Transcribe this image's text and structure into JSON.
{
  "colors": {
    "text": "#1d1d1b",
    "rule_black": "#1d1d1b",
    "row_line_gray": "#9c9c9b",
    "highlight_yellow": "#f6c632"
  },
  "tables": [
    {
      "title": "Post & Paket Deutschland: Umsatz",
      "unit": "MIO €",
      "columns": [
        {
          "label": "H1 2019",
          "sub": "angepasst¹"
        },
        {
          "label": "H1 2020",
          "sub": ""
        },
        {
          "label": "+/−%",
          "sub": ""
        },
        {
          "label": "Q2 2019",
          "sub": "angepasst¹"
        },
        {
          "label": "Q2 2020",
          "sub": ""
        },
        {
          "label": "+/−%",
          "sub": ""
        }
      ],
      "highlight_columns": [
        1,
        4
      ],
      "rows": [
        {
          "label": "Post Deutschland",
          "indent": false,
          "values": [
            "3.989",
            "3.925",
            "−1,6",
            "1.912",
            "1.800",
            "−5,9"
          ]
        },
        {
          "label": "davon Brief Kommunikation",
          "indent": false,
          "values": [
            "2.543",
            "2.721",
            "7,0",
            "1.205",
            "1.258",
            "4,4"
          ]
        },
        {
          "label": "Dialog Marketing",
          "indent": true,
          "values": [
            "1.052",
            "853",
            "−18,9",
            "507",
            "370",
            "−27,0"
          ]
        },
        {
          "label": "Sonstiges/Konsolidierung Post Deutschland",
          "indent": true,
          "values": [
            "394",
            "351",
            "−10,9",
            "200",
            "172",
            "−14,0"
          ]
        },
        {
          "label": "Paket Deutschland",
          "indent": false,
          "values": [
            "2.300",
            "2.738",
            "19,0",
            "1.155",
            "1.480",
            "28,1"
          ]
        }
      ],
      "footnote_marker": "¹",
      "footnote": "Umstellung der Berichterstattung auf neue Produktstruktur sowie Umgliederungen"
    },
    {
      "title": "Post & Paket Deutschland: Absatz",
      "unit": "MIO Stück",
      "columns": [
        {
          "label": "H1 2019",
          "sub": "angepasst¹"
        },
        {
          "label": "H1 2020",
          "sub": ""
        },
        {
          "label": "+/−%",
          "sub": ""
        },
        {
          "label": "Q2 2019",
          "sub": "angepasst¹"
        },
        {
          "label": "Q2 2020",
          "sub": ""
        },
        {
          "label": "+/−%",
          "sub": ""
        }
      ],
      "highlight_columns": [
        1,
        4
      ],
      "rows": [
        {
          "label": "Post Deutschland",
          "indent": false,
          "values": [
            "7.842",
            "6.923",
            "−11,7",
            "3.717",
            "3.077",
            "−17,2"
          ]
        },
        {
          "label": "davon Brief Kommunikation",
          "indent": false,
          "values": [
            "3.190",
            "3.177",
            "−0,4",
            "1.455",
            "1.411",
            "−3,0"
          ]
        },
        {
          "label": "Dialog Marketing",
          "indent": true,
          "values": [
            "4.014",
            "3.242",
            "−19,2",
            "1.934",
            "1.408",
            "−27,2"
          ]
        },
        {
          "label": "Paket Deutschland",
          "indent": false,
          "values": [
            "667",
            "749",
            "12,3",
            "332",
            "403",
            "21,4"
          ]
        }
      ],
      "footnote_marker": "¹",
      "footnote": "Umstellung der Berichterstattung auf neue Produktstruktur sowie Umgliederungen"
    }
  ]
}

———

**What this task involves**.
Retype the entries one by one, exactly.

**The result**.
Transcribe this image's text and structure into JSON.
{
  "colors": {
    "text": "#1d1d1b",
    "rule_black": "#1d1d1b",
    "row_line_gray": "#9c9c9b",
    "highlight_yellow": "#f6c632"
  },
  "tables": [
    {
      "title": "Post & Paket Deutschland: Umsatz",
      "unit": "MIO €",
      "columns": [
        {
          "label": "H1 2019",
          "sub": "angepasst¹"
        },
        {
          "label": "H1 2020",
          "sub": ""
        },
        {
          "label": "+/−%",
          "sub": ""
        },
        {
          "label": "Q2 2019",
          "sub": "angepasst¹"
        },
        {
          "label": "Q2 2020",
          "sub": ""
        },
        {
          "label": "+/−%",
          "sub": ""
        }
      ],
      "highlight_columns": [
        1,
        4
      ],
      "rows": [
        {
          "label": "Post Deutschland",
          "indent": false,
          "values": [
            "3.989",
            "3.925",
            "−1,6",
            "1.912",
            "1.800",
            "−5,9"
          ]
        },
        {
          "label": "davon Brief Kommunikation",
          "indent": false,
          "values": [
            "2.543",
            "2.721",
            "7,0",
            "1.205",
            "1.258",
            "4,4"
          ]
        },
        {
          "label": "Dialog Marketing",
          "indent": true,
          "values": [
            "1.052",
            "853",
            "−18,9",
            "507",
            "370",
            "−27,0"
          ]
        },
        {
          "label": "Sonstiges/Konsolidierung Post Deutschland",
          "indent": true,
          "values": [
            "394",
            "351",
            "−10,9",
            "200",
            "172",
            "−14,0"
          ]
        },
        {
          "label": "Paket Deutschland",
          "indent": false,
          "values": [
            "2.300",
            "2.738",
            "19,0",
            "1.155",
            "1.480",
            "28,1"
          ]
        }
      ],
      "footnote_marker": "¹",
      "footnote": "Umstellung der Berichterstattung auf neue Produktstruktur sowie Umgliederungen"
    },
    {
      "title": "Post & Paket Deutschland: Absatz",
      "unit": "MIO Stück",
      "columns": [
        {
          "label": "H1 2019",
          "sub": "angepasst¹"
        },
        {
          "label": "H1 2020",
          "sub": ""
        },
        {
          "label": "+/−%",
          "sub": ""
        },
        {
          "label": "Q2 2019",
          "sub": "angepasst¹"
        },
        {
          "label": "Q2 2020",
          "sub": ""
        },
        {
          "label": "+/−%",
          "sub": ""
        }
      ],
      "highlight_columns": [
        1,
        4
      ],
      "rows": [
        {
          "label": "Post Deutschland",
          "indent": false,
          "values": [
            "7.842",
            "6.923",
            "−11,7",
            "3.717",
            "3.077",
            "−17,2"
          ]
        },
        {
          "label": "davon Brief Kommunikation",
          "indent": false,
          "values": [
            "3.190",
            "3.177",
            "−0,4",
            "1.455",
            "1.411",
            "−3,0"
          ]
        },
        {
          "label": "Dialog Marketing",
          "indent": true,
          "values": [
            "4.014",
            "3.242",
            "−19,2",
            "1.934",
            "1.408",
            "−27,2"
          ]
        },
        {
          "label": "Paket Deutschland",
          "indent": false,
          "values": [
            "667",
            "749",
            "12,3",
            "332",
            "403",
            "21,4"
          ]
        }
      ],
      "footnote_marker": "¹",
      "footnote": "Umstellung der Berichterstattung auf neue Produktstruktur sowie Umgliederungen"
    }
  ]
}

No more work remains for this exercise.